[Written problem]: Return each line of the material verbatim.

* * * * *

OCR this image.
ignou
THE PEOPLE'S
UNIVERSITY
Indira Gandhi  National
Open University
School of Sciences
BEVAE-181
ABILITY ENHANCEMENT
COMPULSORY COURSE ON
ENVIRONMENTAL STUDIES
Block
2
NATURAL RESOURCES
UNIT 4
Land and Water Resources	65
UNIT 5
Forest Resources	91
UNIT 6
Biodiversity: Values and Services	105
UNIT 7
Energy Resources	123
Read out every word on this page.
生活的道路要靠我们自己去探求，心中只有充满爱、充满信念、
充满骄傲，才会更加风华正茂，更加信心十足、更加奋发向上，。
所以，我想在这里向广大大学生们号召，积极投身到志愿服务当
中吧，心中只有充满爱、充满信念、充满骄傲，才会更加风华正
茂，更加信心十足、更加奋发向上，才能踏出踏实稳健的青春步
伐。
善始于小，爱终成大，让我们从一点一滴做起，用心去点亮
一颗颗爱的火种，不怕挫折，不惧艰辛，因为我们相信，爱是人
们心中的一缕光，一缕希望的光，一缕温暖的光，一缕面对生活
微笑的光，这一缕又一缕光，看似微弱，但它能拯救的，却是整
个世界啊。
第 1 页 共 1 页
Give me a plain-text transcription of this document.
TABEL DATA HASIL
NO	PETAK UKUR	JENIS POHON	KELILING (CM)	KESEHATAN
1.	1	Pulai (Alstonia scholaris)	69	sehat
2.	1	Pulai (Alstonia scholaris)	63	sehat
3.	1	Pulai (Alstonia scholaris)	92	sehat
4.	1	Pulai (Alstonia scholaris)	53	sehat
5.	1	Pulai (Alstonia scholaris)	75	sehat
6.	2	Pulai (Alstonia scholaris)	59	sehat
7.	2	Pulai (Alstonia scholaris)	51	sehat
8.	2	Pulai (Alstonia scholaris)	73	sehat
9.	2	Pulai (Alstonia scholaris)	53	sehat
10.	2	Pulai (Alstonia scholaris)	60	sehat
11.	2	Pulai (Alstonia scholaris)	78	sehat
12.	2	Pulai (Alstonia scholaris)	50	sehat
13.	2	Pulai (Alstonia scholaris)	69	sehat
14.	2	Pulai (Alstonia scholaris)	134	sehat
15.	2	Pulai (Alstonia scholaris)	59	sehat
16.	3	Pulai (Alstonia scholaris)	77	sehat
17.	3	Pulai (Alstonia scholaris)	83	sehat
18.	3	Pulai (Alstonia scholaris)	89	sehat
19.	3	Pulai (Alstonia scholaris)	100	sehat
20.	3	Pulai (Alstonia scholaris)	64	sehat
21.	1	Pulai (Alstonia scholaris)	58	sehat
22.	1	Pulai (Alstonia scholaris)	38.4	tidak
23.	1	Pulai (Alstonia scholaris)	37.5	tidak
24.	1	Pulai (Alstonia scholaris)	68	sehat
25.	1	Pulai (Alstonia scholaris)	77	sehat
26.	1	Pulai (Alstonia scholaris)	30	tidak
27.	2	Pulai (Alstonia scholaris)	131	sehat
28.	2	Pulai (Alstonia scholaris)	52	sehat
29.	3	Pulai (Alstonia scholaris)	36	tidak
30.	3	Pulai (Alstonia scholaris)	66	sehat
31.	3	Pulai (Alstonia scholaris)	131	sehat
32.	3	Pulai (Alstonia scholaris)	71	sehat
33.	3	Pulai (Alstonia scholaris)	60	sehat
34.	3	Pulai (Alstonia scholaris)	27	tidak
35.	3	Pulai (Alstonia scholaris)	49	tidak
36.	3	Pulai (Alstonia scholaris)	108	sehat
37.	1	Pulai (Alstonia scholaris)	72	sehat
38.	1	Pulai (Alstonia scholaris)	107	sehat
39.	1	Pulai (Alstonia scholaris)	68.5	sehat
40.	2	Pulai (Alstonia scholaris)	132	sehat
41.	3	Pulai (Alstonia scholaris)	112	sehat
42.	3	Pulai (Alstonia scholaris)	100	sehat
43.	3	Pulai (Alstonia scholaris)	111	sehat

* * * * *

[Completed task]:
OCR this image.
ignou
THE PEOPLE'S
UNIVERSITY
Indira Gandhi  National
Open University
School of Sciences
BEVAE-181
ABILITY ENHANCEMENT
COMPULSORY COURSE ON
ENVIRONMENTAL STUDIES
Block
2
NATURAL RESOURCES
UNIT 4
Land and Water Resources	65
UNIT 5
Forest Resources	91
UNIT 6
Biodiversity: Values and Services	105
UNIT 7
Energy Resources	123
Read out every word on this page.
生活的道路要靠我们自己去探求，心中只有充满爱、充满信念、
充满骄傲，才会更加风华正茂，更加信心十足、更加奋发向上，。
所以，我想在这里向广大大学生们号召，积极投身到志愿服务当
中吧，心中只有充满爱、充满信念、充满骄傲，才会更加风华正
茂，更加信心十足、更加奋发向上，才能踏出踏实稳健的青春步
伐。
善始于小，爱终成大，让我们从一点一滴做起，用心去点亮
一颗颗爱的火种，不怕挫折，不惧艰辛，因为我们相信，爱是人
们心中的一缕光，一缕希望的光，一缕温暖的光，一缕面对生活
微笑的光，这一缕又一缕光，看似微弱，但它能拯救的，却是整
个世界啊。
第 1 页 共 1 页
Give me a plain-text transcription of this document.
TABEL DATA HASIL
NO	PETAK UKUR	JENIS POHON	KELILING (CM)	KESEHATAN
1.	1	Pulai (Alstonia scholaris)	69	sehat
2.	1	Pulai (Alstonia scholaris)	63	sehat
3.	1	Pulai (Alstonia scholaris)	92	sehat
4.	1	Pulai (Alstonia scholaris)	53	sehat
5.	1	Pulai (Alstonia scholaris)	75	sehat
6.	2	Pulai (Alstonia scholaris)	59	sehat
7.	2	Pulai (Alstonia scholaris)	51	sehat
8.	2	Pulai (Alstonia scholaris)	73	sehat
9.	2	Pulai (Alstonia scholaris)	53	sehat
10.	2	Pulai (Alstonia scholaris)	60	sehat
11.	2	Pulai (Alstonia scholaris)	78	sehat
12.	2	Pulai (Alstonia scholaris)	50	sehat
13.	2	Pulai (Alstonia scholaris)	69	sehat
14.	2	Pulai (Alstonia scholaris)	134	sehat
15.	2	Pulai (Alstonia scholaris)	59	sehat
16.	3	Pulai (Alstonia scholaris)	77	sehat
17.	3	Pulai (Alstonia scholaris)	83	sehat
18.	3	Pulai (Alstonia scholaris)	89	sehat
19.	3	Pulai (Alstonia scholaris)	100	sehat
20.	3	Pulai (Alstonia scholaris)	64	sehat
21.	1	Pulai (Alstonia scholaris)	58	sehat
22.	1	Pulai (Alstonia scholaris)	38.4	tidak
23.	1	Pulai (Alstonia scholaris)	37.5	tidak
24.	1	Pulai (Alstonia scholaris)	68	sehat
25.	1	Pulai (Alstonia scholaris)	77	sehat
26.	1	Pulai (Alstonia scholaris)	30	tidak
27.	2	Pulai (Alstonia scholaris)	131	sehat
28.	2	Pulai (Alstonia scholaris)	52	sehat
29.	3	Pulai (Alstonia scholaris)	36	tidak
30.	3	Pulai (Alstonia scholaris)	66	sehat
31.	3	Pulai (Alstonia scholaris)	131	sehat
32.	3	Pulai (Alstonia scholaris)	71	sehat
33.	3	Pulai (Alstonia scholaris)	60	sehat
34.	3	Pulai (Alstonia scholaris)	27	tidak
35.	3	Pulai (Alstonia scholaris)	49	tidak
36.	3	Pulai (Alstonia scholaris)	108	sehat
37.	1	Pulai (Alstonia scholaris)	72	sehat
38.	1	Pulai (Alstonia scholaris)	107	sehat
39.	1	Pulai (Alstonia scholaris)	68.5	sehat
40.	2	Pulai (Alstonia scholaris)	132	sehat
41.	3	Pulai (Alstonia scholaris)	112	sehat
42.	3	Pulai (Alstonia scholaris)	100	sehat
43.	3	Pulai (Alstonia scholaris)	111	sehat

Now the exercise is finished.